Task instructions ▸ Select all lines holding the word "Canyon" from the entries that follow.

Collected data entries ▸
· · ·

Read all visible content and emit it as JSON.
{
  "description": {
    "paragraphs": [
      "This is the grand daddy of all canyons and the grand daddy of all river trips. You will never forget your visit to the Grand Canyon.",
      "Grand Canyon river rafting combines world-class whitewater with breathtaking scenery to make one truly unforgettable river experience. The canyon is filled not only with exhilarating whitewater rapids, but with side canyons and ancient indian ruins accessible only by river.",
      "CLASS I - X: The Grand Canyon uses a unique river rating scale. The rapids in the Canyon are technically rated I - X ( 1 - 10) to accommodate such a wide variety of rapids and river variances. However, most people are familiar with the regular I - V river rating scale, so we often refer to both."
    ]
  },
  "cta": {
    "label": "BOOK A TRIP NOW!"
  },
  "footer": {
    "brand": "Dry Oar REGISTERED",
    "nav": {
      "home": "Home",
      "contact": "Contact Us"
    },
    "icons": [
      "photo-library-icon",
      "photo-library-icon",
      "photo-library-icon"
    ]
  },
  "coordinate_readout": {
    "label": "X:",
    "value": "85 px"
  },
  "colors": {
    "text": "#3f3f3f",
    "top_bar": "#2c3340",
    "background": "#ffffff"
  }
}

· · ·

Expected output ▸
      "This is the grand daddy of all canyons and the grand daddy of all river trips. You will never forget your visit to the Grand Canyon.",
      "Grand Canyon river rafting combines world-class whitewater with breathtaking scenery to make one truly unforgettable river experience. The canyon is filled not only with exhilarating whitewater rapids, but with side canyons and ancient indian ruins accessible only by river.",
      "CLASS I - X: The Grand Canyon uses a unique river rating scale. The rapids in the Canyon are technically rated I - X ( 1 - 10) to accommodate such a wide variety of rapids and river variances. However, most people are familiar with the regular I - V river rating scale, so we often refer to both."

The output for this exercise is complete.